**CHALLENGE**.
Beneath this sentence is a set of records; write each of them out exactly.

**SOURCE DATA**.
**********

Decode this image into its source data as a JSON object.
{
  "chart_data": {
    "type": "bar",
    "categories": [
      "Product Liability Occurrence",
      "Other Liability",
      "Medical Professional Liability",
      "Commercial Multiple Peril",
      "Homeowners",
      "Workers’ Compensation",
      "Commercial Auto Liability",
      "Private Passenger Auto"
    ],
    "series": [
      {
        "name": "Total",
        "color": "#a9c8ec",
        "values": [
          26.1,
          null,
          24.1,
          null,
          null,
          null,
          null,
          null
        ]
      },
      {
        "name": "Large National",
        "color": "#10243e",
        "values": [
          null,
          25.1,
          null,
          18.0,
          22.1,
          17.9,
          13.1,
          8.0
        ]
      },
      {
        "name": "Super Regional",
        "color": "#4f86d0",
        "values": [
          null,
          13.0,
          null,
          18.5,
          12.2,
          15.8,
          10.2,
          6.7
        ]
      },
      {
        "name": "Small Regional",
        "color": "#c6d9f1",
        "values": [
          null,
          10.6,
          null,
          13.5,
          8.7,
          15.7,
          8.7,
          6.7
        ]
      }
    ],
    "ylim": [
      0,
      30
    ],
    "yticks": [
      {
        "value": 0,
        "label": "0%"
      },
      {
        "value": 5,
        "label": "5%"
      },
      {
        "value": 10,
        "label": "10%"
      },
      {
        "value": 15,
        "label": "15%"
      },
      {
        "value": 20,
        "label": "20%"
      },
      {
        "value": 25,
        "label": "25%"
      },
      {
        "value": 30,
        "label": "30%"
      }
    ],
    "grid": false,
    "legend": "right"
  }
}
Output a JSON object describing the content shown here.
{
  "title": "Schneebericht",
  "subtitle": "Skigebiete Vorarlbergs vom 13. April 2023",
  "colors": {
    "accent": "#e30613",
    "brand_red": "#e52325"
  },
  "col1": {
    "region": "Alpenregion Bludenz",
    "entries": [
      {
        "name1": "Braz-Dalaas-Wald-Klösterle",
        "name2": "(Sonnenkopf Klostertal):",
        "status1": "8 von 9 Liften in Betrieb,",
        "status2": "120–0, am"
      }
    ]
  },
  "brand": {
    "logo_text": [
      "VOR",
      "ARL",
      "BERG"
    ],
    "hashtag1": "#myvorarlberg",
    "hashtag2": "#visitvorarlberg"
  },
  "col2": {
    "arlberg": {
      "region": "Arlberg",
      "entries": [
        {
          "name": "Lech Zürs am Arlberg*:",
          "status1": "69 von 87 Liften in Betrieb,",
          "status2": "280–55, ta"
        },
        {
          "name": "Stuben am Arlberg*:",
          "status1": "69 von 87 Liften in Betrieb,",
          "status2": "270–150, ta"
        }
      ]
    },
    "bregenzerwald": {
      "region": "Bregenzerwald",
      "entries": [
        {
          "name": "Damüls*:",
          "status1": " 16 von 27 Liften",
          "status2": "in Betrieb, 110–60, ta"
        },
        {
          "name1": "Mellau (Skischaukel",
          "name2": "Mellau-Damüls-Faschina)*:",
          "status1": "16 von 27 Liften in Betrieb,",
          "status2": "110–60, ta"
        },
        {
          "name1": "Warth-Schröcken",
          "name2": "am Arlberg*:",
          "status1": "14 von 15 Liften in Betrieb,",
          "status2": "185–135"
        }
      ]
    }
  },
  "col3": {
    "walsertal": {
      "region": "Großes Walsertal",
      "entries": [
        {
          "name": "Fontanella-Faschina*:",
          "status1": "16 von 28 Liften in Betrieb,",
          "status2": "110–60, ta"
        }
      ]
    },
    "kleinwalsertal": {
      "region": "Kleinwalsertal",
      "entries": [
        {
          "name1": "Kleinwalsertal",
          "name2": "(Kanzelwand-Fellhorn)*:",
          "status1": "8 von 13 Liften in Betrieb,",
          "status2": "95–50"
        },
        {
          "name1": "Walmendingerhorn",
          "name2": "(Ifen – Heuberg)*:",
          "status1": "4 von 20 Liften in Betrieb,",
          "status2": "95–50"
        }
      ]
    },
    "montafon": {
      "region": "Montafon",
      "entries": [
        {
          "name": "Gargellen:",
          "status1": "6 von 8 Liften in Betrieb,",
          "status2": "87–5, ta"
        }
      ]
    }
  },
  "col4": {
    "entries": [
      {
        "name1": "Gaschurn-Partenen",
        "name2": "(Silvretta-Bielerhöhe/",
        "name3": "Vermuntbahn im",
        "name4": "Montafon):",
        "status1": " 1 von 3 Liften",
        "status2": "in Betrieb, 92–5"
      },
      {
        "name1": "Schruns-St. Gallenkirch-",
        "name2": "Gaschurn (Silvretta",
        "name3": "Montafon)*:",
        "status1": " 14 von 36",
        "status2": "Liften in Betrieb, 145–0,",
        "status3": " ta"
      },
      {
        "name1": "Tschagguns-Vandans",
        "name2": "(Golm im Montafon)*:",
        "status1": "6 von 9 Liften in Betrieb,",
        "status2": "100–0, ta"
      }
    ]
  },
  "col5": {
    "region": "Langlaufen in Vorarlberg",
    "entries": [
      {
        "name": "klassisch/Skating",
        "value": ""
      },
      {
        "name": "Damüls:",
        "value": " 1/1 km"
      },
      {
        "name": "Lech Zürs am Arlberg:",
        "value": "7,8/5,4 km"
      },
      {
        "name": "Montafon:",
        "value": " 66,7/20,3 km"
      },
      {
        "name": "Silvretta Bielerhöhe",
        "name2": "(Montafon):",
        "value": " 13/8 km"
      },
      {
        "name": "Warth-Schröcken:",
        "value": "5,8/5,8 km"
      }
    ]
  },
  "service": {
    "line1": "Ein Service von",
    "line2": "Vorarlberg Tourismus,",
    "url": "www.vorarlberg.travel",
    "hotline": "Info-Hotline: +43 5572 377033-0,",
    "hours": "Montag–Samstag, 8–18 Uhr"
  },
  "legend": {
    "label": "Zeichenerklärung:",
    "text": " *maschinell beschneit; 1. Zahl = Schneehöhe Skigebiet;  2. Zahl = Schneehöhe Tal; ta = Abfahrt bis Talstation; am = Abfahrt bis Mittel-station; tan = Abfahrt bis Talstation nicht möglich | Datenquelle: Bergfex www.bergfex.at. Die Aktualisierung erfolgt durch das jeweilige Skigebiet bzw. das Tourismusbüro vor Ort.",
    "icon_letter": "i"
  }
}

**********

**SOLUTION FOR THIS EXERCISE**.
Decode this image into its source data as a JSON object.
{
  "chart_data": {
    "type": "bar",
    "categories": [
      "Product Liability Occurrence",
      "Other Liability",
      "Medical Professional Liability",
      "Commercial Multiple Peril",
      "Homeowners",
      "Workers’ Compensation",
      "Commercial Auto Liability",
      "Private Passenger Auto"
    ],
    "series": [
      {
        "name": "Total",
        "color": "#a9c8ec",
        "values": [
          26.1,
          null,
          24.1,
          null,
          null,
          null,
          null,
          null
        ]
      },
      {
        "name": "Large National",
        "color": "#10243e",
        "values": [
          null,
          25.1,
          null,
          18.0,
          22.1,
          17.9,
          13.1,
          8.0
        ]
      },
      {
        "name": "Super Regional",
        "color": "#4f86d0",
        "values": [
          null,
          13.0,
          null,
          18.5,
          12.2,
          15.8,
          10.2,
          6.7
        ]
      },
      {
        "name": "Small Regional",
        "color": "#c6d9f1",
        "values": [
          null,
          10.6,
          null,
          13.5,
          8.7,
          15.7,
          8.7,
          6.7
        ]
      }
    ],
    "ylim": [
      0,
      30
    ],
    "yticks": [
      {
        "value": 0,
        "label": "0%"
      },
      {
        "value": 5,
        "label": "5%"
      },
      {
        "value": 10,
        "label": "10%"
      },
      {
        "value": 15,
        "label": "15%"
      },
      {
        "value": 20,
        "label": "20%"
      },
      {
        "value": 25,
        "label": "25%"
      },
      {
        "value": 30,
        "label": "30%"
      }
    ],
    "grid": false,
    "legend": "right"
  }
}
Output a JSON object describing the content shown here.
{
  "title": "Schneebericht",
  "subtitle": "Skigebiete Vorarlbergs vom 13. April 2023",
  "colors": {
    "accent": "#e30613",
    "brand_red": "#e52325"
  },
  "col1": {
    "region": "Alpenregion Bludenz",
    "entries": [
      {
        "name1": "Braz-Dalaas-Wald-Klösterle",
        "name2": "(Sonnenkopf Klostertal):",
        "status1": "8 von 9 Liften in Betrieb,",
        "status2": "120–0, am"
      }
    ]
  },
  "brand": {
    "logo_text": [
      "VOR",
      "ARL",
      "BERG"
    ],
    "hashtag1": "#myvorarlberg",
    "hashtag2": "#visitvorarlberg"
  },
  "col2": {
    "arlberg": {
      "region": "Arlberg",
      "entries": [
        {
          "name": "Lech Zürs am Arlberg*:",
          "status1": "69 von 87 Liften in Betrieb,",
          "status2": "280–55, ta"
        },
        {
          "name": "Stuben am Arlberg*:",
          "status1": "69 von 87 Liften in Betrieb,",
          "status2": "270–150, ta"
        }
      ]
    },
    "bregenzerwald": {
      "region": "Bregenzerwald",
      "entries": [
        {
          "name": "Damüls*:",
          "status1": " 16 von 27 Liften",
          "status2": "in Betrieb, 110–60, ta"
        },
        {
          "name1": "Mellau (Skischaukel",
          "name2": "Mellau-Damüls-Faschina)*:",
          "status1": "16 von 27 Liften in Betrieb,",
          "status2": "110–60, ta"
        },
        {
          "name1": "Warth-Schröcken",
          "name2": "am Arlberg*:",
          "status1": "14 von 15 Liften in Betrieb,",
          "status2": "185–135"
        }
      ]
    }
  },
  "col3": {
    "walsertal": {
      "region": "Großes Walsertal",
      "entries": [
        {
          "name": "Fontanella-Faschina*:",
          "status1": "16 von 28 Liften in Betrieb,",
          "status2": "110–60, ta"
        }
      ]
    },
    "kleinwalsertal": {
      "region": "Kleinwalsertal",
      "entries": [
        {
          "name1": "Kleinwalsertal",
          "name2": "(Kanzelwand-Fellhorn)*:",
          "status1": "8 von 13 Liften in Betrieb,",
          "status2": "95–50"
        },
        {
          "name1": "Walmendingerhorn",
          "name2": "(Ifen – Heuberg)*:",
          "status1": "4 von 20 Liften in Betrieb,",
          "status2": "95–50"
        }
      ]
    },
    "montafon": {
      "region": "Montafon",
      "entries": [
        {
          "name": "Gargellen:",
          "status1": "6 von 8 Liften in Betrieb,",
          "status2": "87–5, ta"
        }
      ]
    }
  },
  "col4": {
    "entries": [
      {
        "name1": "Gaschurn-Partenen",
        "name2": "(Silvretta-Bielerhöhe/",
        "name3": "Vermuntbahn im",
        "name4": "Montafon):",
        "status1": " 1 von 3 Liften",
        "status2": "in Betrieb, 92–5"
      },
      {
        "name1": "Schruns-St. Gallenkirch-",
        "name2": "Gaschurn (Silvretta",
        "name3": "Montafon)*:",
        "status1": " 14 von 36",
        "status2": "Liften in Betrieb, 145–0,",
        "status3": " ta"
      },
      {
        "name1": "Tschagguns-Vandans",
        "name2": "(Golm im Montafon)*:",
        "status1": "6 von 9 Liften in Betrieb,",
        "status2": "100–0, ta"
      }
    ]
  },
  "col5": {
    "region": "Langlaufen in Vorarlberg",
    "entries": [
      {
        "name": "klassisch/Skating",
        "value": ""
      },
      {
        "name": "Damüls:",
        "value": " 1/1 km"
      },
      {
        "name": "Lech Zürs am Arlberg:",
        "value": "7,8/5,4 km"
      },
      {
        "name": "Montafon:",
        "value": " 66,7/20,3 km"
      },
      {
        "name": "Silvretta Bielerhöhe",
        "name2": "(Montafon):",
        "value": " 13/8 km"
      },
      {
        "name": "Warth-Schröcken:",
        "value": "5,8/5,8 km"
      }
    ]
  },
  "service": {
    "line1": "Ein Service von",
    "line2": "Vorarlberg Tourismus,",
    "url": "www.vorarlberg.travel",
    "hotline": "Info-Hotline: +43 5572 377033-0,",
    "hours": "Montag–Samstag, 8–18 Uhr"
  },
  "legend": {
    "label": "Zeichenerklärung:",
    "text": " *maschinell beschneit; 1. Zahl = Schneehöhe Skigebiet;  2. Zahl = Schneehöhe Tal; ta = Abfahrt bis Talstation; am = Abfahrt bis Mittel-station; tan = Abfahrt bis Talstation nicht möglich | Datenquelle: Bergfex www.bergfex.at. Die Aktualisierung erfolgt durch das jeweilige Skigebiet bzw. das Tourismusbüro vor Ort.",
    "icon_letter": "i"
  }
}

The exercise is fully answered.